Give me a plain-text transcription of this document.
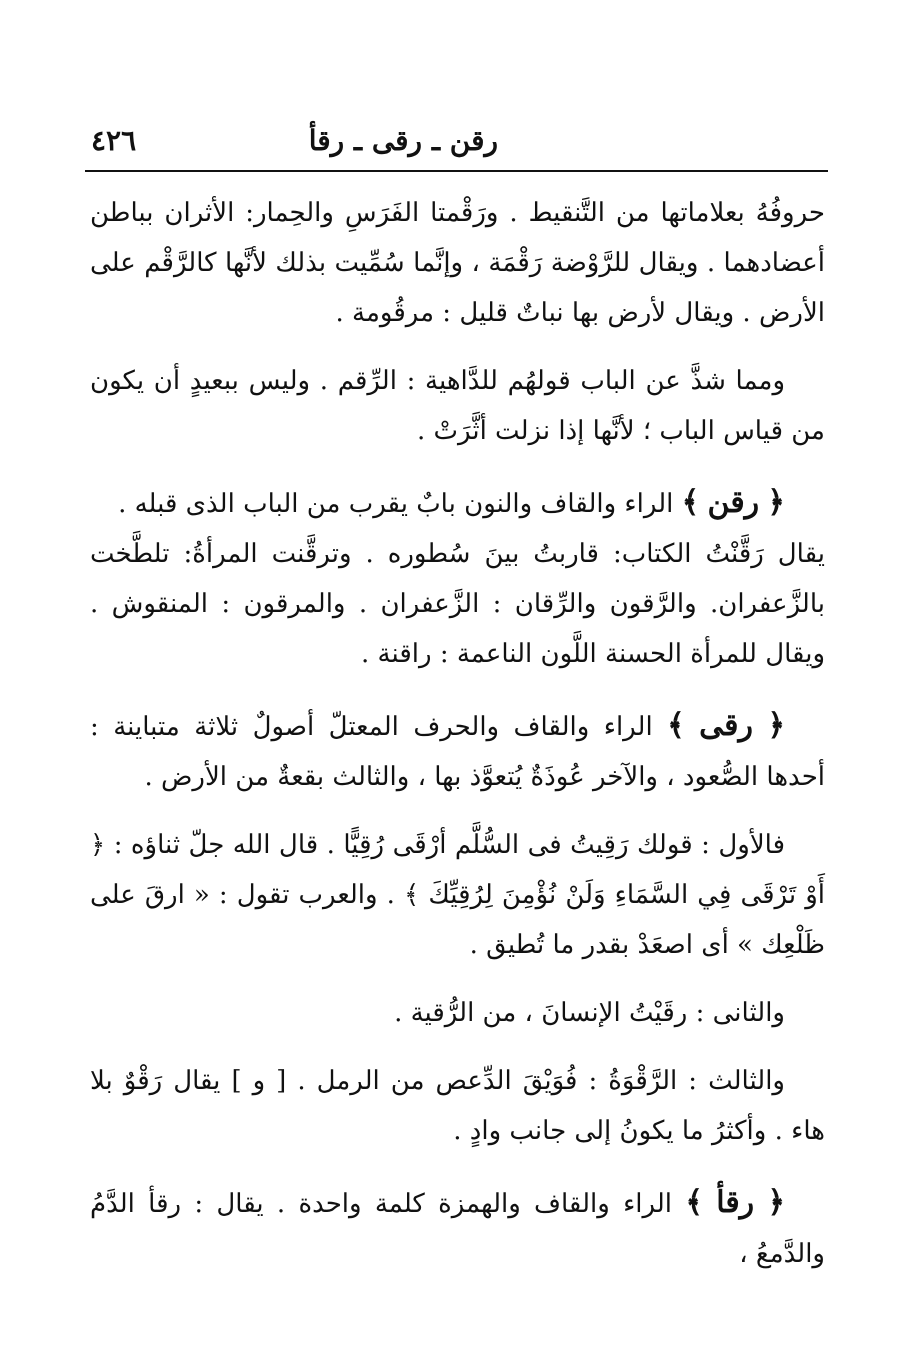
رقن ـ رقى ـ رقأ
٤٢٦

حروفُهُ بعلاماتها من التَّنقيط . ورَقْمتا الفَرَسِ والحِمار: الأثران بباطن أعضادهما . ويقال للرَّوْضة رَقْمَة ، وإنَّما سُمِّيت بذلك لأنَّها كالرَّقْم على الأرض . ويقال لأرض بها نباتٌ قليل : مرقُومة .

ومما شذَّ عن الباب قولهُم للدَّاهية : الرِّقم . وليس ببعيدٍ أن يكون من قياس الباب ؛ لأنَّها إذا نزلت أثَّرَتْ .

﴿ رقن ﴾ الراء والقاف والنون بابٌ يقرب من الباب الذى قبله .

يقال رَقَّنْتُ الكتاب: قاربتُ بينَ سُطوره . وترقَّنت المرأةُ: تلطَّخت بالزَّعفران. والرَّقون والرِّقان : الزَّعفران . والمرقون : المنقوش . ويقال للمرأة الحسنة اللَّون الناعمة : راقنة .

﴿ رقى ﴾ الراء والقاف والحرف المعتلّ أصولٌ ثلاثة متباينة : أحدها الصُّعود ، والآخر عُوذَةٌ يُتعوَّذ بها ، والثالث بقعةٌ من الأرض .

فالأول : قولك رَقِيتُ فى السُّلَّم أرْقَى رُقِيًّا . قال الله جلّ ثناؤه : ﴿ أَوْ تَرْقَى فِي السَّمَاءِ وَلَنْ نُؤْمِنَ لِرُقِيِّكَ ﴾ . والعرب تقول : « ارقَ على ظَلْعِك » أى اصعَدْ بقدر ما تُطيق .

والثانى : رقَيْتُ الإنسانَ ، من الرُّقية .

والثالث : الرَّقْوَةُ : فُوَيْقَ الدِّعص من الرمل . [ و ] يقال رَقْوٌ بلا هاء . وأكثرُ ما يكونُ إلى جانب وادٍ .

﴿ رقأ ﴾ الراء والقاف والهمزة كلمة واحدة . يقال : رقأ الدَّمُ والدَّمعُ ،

■ **Task to complete**:
Write out all the entries word for word, but skip any images.

■ **Solution for this exercise**:
Give me a plain-text transcription of this document.
رقن ـ رقى ـ رقأ
٤٢٦

حروفُهُ بعلاماتها من التَّنقيط . ورَقْمتا الفَرَسِ والحِمار: الأثران بباطن أعضادهما . ويقال للرَّوْضة رَقْمَة ، وإنَّما سُمِّيت بذلك لأنَّها كالرَّقْم على الأرض . ويقال لأرض بها نباتٌ قليل : مرقُومة .

ومما شذَّ عن الباب قولهُم للدَّاهية : الرِّقم . وليس ببعيدٍ أن يكون من قياس الباب ؛ لأنَّها إذا نزلت أثَّرَتْ .

﴿ رقن ﴾ الراء والقاف والنون بابٌ يقرب من الباب الذى قبله .

يقال رَقَّنْتُ الكتاب: قاربتُ بينَ سُطوره . وترقَّنت المرأةُ: تلطَّخت بالزَّعفران. والرَّقون والرِّقان : الزَّعفران . والمرقون : المنقوش . ويقال للمرأة الحسنة اللَّون الناعمة : راقنة .

﴿ رقى ﴾ الراء والقاف والحرف المعتلّ أصولٌ ثلاثة متباينة : أحدها الصُّعود ، والآخر عُوذَةٌ يُتعوَّذ بها ، والثالث بقعةٌ من الأرض .

فالأول : قولك رَقِيتُ فى السُّلَّم أرْقَى رُقِيًّا . قال الله جلّ ثناؤه : ﴿ أَوْ تَرْقَى فِي السَّمَاءِ وَلَنْ نُؤْمِنَ لِرُقِيِّكَ ﴾ . والعرب تقول : « ارقَ على ظَلْعِك » أى اصعَدْ بقدر ما تُطيق .

والثانى : رقَيْتُ الإنسانَ ، من الرُّقية .

والثالث : الرَّقْوَةُ : فُوَيْقَ الدِّعص من الرمل . [ و ] يقال رَقْوٌ بلا هاء . وأكثرُ ما يكونُ إلى جانب وادٍ .

﴿ رقأ ﴾ الراء والقاف والهمزة كلمة واحدة . يقال : رقأ الدَّمُ والدَّمعُ ،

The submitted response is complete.